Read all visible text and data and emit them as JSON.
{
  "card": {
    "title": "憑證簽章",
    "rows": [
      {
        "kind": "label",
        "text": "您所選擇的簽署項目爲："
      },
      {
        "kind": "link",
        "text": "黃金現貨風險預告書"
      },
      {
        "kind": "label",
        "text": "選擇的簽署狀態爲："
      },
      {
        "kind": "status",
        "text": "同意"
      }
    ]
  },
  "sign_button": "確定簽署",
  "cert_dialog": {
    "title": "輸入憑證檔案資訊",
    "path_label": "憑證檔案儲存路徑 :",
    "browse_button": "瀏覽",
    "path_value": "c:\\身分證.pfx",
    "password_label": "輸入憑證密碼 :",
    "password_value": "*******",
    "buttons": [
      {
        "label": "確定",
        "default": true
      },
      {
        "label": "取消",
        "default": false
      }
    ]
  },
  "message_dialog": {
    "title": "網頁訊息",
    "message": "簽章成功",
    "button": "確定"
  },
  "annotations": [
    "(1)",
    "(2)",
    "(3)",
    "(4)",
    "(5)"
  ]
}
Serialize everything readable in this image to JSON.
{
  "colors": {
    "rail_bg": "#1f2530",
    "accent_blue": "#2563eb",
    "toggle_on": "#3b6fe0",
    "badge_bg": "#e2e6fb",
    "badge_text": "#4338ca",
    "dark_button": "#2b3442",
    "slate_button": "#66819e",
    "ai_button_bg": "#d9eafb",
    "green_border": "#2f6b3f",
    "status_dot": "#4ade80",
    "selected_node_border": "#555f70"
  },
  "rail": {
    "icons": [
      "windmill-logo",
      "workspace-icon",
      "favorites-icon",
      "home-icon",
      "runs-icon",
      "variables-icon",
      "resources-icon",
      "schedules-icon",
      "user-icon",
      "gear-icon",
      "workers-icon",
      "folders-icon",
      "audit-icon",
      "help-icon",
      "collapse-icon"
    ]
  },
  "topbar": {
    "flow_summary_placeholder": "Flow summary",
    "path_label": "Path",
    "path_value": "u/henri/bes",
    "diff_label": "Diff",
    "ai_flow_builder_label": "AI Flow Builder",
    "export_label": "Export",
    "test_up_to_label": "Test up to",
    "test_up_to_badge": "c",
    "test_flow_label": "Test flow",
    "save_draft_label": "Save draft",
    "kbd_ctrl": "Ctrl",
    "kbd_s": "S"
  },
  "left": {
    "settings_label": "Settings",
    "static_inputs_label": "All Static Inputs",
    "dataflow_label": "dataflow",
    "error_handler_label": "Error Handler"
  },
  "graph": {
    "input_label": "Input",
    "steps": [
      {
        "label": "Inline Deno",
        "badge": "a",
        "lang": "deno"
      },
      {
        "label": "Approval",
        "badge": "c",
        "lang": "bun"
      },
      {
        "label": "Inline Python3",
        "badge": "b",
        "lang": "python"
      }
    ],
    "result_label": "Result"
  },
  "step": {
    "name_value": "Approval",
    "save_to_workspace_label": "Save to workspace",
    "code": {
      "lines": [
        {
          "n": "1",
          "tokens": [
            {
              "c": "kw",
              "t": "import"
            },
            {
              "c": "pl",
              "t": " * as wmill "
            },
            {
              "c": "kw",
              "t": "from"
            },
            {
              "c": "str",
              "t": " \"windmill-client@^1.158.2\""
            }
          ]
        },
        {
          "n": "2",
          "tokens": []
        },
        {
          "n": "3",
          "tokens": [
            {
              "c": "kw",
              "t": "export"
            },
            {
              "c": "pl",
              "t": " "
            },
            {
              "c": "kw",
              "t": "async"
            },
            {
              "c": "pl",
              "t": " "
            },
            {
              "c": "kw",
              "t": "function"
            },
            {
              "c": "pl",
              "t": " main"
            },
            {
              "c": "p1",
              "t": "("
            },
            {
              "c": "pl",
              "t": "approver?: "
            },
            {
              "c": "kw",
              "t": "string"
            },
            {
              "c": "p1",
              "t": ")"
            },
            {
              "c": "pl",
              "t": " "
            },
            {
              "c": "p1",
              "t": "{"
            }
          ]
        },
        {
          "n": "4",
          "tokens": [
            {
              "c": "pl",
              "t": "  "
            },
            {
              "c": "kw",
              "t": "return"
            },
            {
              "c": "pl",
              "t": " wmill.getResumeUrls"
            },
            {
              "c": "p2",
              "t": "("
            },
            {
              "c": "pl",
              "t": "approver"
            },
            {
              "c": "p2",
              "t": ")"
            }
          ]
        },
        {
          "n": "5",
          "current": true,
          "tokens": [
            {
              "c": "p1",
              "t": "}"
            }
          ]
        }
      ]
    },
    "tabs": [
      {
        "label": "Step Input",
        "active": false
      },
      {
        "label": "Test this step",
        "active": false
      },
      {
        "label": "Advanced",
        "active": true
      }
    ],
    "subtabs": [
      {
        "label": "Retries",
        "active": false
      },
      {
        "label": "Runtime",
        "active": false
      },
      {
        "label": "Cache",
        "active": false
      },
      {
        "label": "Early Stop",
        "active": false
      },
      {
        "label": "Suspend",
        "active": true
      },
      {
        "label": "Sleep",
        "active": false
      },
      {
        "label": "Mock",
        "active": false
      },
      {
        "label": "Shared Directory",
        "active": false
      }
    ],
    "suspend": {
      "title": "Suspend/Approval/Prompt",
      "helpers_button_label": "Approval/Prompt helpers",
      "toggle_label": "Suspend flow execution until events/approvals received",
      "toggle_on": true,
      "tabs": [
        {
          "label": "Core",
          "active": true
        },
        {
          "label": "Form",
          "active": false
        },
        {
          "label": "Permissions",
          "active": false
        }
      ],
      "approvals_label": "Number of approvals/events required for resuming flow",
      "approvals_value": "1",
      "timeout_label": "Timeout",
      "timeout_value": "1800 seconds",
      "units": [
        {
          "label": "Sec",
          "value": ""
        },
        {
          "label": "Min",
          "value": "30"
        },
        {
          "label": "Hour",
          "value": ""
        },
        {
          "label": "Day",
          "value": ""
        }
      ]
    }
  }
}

☆ ☆ ☆ ☆ ☆ ☆ ☆

→ **What the exercise asks**
All the entries above need to be reproduced exactly.

→ **Worked answer**
Read all visible text and data and emit them as JSON.
{
  "card": {
    "title": "憑證簽章",
    "rows": [
      {
        "kind": "label",
        "text": "您所選擇的簽署項目爲："
      },
      {
        "kind": "link",
        "text": "黃金現貨風險預告書"
      },
      {
        "kind": "label",
        "text": "選擇的簽署狀態爲："
      },
      {
        "kind": "status",
        "text": "同意"
      }
    ]
  },
  "sign_button": "確定簽署",
  "cert_dialog": {
    "title": "輸入憑證檔案資訊",
    "path_label": "憑證檔案儲存路徑 :",
    "browse_button": "瀏覽",
    "path_value": "c:\\身分證.pfx",
    "password_label": "輸入憑證密碼 :",
    "password_value": "*******",
    "buttons": [
      {
        "label": "確定",
        "default": true
      },
      {
        "label": "取消",
        "default": false
      }
    ]
  },
  "message_dialog": {
    "title": "網頁訊息",
    "message": "簽章成功",
    "button": "確定"
  },
  "annotations": [
    "(1)",
    "(2)",
    "(3)",
    "(4)",
    "(5)"
  ]
}
Serialize everything readable in this image to JSON.
{
  "colors": {
    "rail_bg": "#1f2530",
    "accent_blue": "#2563eb",
    "toggle_on": "#3b6fe0",
    "badge_bg": "#e2e6fb",
    "badge_text": "#4338ca",
    "dark_button": "#2b3442",
    "slate_button": "#66819e",
    "ai_button_bg": "#d9eafb",
    "green_border": "#2f6b3f",
    "status_dot": "#4ade80",
    "selected_node_border": "#555f70"
  },
  "rail": {
    "icons": [
      "windmill-logo",
      "workspace-icon",
      "favorites-icon",
      "home-icon",
      "runs-icon",
      "variables-icon",
      "resources-icon",
      "schedules-icon",
      "user-icon",
      "gear-icon",
      "workers-icon",
      "folders-icon",
      "audit-icon",
      "help-icon",
      "collapse-icon"
    ]
  },
  "topbar": {
    "flow_summary_placeholder": "Flow summary",
    "path_label": "Path",
    "path_value": "u/henri/bes",
    "diff_label": "Diff",
    "ai_flow_builder_label": "AI Flow Builder",
    "export_label": "Export",
    "test_up_to_label": "Test up to",
    "test_up_to_badge": "c",
    "test_flow_label": "Test flow",
    "save_draft_label": "Save draft",
    "kbd_ctrl": "Ctrl",
    "kbd_s": "S"
  },
  "left": {
    "settings_label": "Settings",
    "static_inputs_label": "All Static Inputs",
    "dataflow_label": "dataflow",
    "error_handler_label": "Error Handler"
  },
  "graph": {
    "input_label": "Input",
    "steps": [
      {
        "label": "Inline Deno",
        "badge": "a",
        "lang": "deno"
      },
      {
        "label": "Approval",
        "badge": "c",
        "lang": "bun"
      },
      {
        "label": "Inline Python3",
        "badge": "b",
        "lang": "python"
      }
    ],
    "result_label": "Result"
  },
  "step": {
    "name_value": "Approval",
    "save_to_workspace_label": "Save to workspace",
    "code": {
      "lines": [
        {
          "n": "1",
          "tokens": [
            {
              "c": "kw",
              "t": "import"
            },
            {
              "c": "pl",
              "t": " * as wmill "
            },
            {
              "c": "kw",
              "t": "from"
            },
            {
              "c": "str",
              "t": " \"windmill-client@^1.158.2\""
            }
          ]
        },
        {
          "n": "2",
          "tokens": []
        },
        {
          "n": "3",
          "tokens": [
            {
              "c": "kw",
              "t": "export"
            },
            {
              "c": "pl",
              "t": " "
            },
            {
              "c": "kw",
              "t": "async"
            },
            {
              "c": "pl",
              "t": " "
            },
            {
              "c": "kw",
              "t": "function"
            },
            {
              "c": "pl",
              "t": " main"
            },
            {
              "c": "p1",
              "t": "("
            },
            {
              "c": "pl",
              "t": "approver?: "
            },
            {
              "c": "kw",
              "t": "string"
            },
            {
              "c": "p1",
              "t": ")"
            },
            {
              "c": "pl",
              "t": " "
            },
            {
              "c": "p1",
              "t": "{"
            }
          ]
        },
        {
          "n": "4",
          "tokens": [
            {
              "c": "pl",
              "t": "  "
            },
            {
              "c": "kw",
              "t": "return"
            },
            {
              "c": "pl",
              "t": " wmill.getResumeUrls"
            },
            {
              "c": "p2",
              "t": "("
            },
            {
              "c": "pl",
              "t": "approver"
            },
            {
              "c": "p2",
              "t": ")"
            }
          ]
        },
        {
          "n": "5",
          "current": true,
          "tokens": [
            {
              "c": "p1",
              "t": "}"
            }
          ]
        }
      ]
    },
    "tabs": [
      {
        "label": "Step Input",
        "active": false
      },
      {
        "label": "Test this step",
        "active": false
      },
      {
        "label": "Advanced",
        "active": true
      }
    ],
    "subtabs": [
      {
        "label": "Retries",
        "active": false
      },
      {
        "label": "Runtime",
        "active": false
      },
      {
        "label": "Cache",
        "active": false
      },
      {
        "label": "Early Stop",
        "active": false
      },
      {
        "label": "Suspend",
        "active": true
      },
      {
        "label": "Sleep",
        "active": false
      },
      {
        "label": "Mock",
        "active": false
      },
      {
        "label": "Shared Directory",
        "active": false
      }
    ],
    "suspend": {
      "title": "Suspend/Approval/Prompt",
      "helpers_button_label": "Approval/Prompt helpers",
      "toggle_label": "Suspend flow execution until events/approvals received",
      "toggle_on": true,
      "tabs": [
        {
          "label": "Core",
          "active": true
        },
        {
          "label": "Form",
          "active": false
        },
        {
          "label": "Permissions",
          "active": false
        }
      ],
      "approvals_label": "Number of approvals/events required for resuming flow",
      "approvals_value": "1",
      "timeout_label": "Timeout",
      "timeout_value": "1800 seconds",
      "units": [
        {
          "label": "Sec",
          "value": ""
        },
        {
          "label": "Min",
          "value": "30"
        },
        {
          "label": "Hour",
          "value": ""
        },
        {
          "label": "Day",
          "value": ""
        }
      ]
    }
  }
}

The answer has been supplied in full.